# MATERIAL SHOWN
** begin **
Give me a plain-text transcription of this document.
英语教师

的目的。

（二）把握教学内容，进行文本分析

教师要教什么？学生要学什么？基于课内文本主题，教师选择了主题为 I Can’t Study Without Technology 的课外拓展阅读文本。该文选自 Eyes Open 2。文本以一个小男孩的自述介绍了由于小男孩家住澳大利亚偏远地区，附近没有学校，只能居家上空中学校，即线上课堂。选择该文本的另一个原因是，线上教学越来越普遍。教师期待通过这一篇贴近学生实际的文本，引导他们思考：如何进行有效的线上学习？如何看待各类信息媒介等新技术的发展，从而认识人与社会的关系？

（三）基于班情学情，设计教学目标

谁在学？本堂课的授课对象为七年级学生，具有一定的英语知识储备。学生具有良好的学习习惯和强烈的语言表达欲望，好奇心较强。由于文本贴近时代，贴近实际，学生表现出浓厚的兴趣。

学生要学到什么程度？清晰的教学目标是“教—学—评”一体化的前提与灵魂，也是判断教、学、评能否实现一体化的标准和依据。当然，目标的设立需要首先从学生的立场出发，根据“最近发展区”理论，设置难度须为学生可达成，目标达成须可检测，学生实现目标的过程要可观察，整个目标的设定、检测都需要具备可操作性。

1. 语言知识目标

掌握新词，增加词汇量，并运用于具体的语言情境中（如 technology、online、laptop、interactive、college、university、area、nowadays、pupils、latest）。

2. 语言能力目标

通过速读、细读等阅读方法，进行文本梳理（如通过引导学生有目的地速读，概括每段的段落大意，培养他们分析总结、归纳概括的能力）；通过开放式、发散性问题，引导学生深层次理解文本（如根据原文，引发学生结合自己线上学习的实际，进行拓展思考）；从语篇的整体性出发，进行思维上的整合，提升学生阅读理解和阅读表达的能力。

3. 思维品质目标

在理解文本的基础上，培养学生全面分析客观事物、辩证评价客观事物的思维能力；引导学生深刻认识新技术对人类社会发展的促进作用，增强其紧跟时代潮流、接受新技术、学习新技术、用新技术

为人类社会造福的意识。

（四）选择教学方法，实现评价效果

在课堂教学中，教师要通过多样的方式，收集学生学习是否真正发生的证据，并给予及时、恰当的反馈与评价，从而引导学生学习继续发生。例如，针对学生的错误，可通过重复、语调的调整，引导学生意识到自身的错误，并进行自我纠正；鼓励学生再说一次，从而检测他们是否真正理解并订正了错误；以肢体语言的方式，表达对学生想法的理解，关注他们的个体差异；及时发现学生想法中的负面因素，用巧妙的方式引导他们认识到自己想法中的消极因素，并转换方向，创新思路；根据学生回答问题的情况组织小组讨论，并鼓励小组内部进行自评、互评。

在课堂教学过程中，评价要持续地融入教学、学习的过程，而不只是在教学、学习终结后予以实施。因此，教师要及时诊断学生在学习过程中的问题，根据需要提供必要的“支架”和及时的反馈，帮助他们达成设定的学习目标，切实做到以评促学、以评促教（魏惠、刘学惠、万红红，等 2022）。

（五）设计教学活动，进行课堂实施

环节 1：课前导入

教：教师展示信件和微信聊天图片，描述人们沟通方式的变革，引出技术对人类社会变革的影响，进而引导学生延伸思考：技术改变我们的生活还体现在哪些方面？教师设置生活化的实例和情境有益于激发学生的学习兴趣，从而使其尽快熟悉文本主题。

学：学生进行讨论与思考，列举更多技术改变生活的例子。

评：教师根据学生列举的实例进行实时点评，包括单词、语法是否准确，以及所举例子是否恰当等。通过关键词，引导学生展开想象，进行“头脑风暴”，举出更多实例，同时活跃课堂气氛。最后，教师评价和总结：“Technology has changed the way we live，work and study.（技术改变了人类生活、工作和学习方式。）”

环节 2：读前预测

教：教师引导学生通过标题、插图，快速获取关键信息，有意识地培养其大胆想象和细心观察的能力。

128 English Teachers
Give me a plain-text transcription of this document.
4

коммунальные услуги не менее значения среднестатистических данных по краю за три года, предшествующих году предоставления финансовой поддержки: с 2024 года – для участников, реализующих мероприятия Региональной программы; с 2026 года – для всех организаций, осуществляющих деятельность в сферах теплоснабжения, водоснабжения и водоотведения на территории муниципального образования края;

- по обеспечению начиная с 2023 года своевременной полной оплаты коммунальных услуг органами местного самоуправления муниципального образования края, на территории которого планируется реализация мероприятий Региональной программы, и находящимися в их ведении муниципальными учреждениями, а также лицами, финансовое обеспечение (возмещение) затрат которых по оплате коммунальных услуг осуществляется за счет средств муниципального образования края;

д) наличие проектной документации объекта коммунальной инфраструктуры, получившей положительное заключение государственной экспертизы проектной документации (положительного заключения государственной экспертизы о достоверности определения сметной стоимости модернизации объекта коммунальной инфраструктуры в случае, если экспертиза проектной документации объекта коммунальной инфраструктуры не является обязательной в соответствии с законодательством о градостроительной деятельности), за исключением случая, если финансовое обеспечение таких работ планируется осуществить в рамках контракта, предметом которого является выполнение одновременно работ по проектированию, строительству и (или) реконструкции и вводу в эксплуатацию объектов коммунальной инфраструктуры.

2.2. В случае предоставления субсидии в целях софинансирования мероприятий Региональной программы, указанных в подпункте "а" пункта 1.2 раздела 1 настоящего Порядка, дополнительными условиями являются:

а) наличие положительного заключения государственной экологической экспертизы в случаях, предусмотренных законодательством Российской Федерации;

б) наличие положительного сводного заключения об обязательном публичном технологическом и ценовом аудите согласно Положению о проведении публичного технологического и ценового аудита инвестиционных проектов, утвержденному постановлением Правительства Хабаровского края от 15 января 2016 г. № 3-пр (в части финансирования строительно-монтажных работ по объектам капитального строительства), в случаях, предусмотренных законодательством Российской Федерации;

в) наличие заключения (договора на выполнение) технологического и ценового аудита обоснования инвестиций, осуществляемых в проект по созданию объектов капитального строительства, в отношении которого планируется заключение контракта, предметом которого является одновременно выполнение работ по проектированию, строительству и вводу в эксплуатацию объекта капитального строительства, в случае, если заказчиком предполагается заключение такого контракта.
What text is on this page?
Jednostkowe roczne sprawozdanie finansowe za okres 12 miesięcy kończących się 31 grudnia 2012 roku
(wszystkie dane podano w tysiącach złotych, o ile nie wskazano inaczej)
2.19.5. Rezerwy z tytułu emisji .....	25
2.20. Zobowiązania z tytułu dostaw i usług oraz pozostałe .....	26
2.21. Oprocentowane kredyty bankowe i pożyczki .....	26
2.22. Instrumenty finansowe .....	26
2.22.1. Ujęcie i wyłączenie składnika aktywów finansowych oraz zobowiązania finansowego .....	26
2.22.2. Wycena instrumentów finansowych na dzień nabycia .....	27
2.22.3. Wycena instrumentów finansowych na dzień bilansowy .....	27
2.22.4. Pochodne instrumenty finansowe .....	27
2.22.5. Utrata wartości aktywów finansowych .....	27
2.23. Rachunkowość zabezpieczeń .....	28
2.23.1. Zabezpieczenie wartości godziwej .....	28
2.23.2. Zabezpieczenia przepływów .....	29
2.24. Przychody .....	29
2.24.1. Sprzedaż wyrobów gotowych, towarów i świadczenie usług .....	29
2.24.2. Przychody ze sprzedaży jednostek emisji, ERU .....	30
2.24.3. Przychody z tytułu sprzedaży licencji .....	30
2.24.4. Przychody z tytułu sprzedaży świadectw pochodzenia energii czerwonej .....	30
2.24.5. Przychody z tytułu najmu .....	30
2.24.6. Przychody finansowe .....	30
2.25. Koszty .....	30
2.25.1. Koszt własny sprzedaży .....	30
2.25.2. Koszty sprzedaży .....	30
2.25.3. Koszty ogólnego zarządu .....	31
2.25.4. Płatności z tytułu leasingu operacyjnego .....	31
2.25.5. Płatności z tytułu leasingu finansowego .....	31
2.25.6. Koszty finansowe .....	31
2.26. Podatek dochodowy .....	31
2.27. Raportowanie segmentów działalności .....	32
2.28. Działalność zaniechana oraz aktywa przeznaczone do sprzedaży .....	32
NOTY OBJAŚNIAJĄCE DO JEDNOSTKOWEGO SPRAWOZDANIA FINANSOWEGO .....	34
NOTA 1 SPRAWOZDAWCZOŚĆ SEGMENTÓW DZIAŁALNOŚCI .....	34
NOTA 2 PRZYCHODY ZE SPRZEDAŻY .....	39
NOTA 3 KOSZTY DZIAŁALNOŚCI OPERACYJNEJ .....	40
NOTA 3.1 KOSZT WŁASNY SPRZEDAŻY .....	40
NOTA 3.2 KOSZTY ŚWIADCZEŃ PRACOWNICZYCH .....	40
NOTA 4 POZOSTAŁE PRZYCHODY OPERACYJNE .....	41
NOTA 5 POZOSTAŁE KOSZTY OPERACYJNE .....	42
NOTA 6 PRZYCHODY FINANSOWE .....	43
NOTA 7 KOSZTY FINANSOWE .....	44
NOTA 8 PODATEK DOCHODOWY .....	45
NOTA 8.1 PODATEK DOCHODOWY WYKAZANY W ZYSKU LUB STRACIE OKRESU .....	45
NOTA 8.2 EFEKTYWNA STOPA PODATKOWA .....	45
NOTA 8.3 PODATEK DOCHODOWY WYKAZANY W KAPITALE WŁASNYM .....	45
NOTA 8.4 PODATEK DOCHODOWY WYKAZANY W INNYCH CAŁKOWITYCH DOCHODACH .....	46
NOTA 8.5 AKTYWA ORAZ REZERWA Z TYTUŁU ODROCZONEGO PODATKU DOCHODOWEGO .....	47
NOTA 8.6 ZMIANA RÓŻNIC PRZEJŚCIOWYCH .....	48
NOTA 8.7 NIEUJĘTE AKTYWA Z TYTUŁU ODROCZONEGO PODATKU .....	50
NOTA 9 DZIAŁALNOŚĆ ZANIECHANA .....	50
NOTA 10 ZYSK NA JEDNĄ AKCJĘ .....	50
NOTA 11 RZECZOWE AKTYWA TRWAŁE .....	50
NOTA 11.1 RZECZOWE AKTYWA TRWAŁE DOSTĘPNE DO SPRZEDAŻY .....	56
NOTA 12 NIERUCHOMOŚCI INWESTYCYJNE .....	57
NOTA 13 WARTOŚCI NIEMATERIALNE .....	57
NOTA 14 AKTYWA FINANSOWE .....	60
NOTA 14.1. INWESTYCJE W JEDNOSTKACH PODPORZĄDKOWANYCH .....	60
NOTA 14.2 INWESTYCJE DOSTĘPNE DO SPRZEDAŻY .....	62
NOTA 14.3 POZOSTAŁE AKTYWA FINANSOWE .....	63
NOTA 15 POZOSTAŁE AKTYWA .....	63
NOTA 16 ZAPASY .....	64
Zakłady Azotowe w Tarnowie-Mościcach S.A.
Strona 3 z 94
** end **
# WORK TO DO
Pick out each line containing the string "leasingu" and copy it.

# CORRECT OUTPUT
2.25.4. Płatności z tytułu leasingu operacyjnego .....	31
2.25.5. Płatności z tytułu leasingu finansowego .....	31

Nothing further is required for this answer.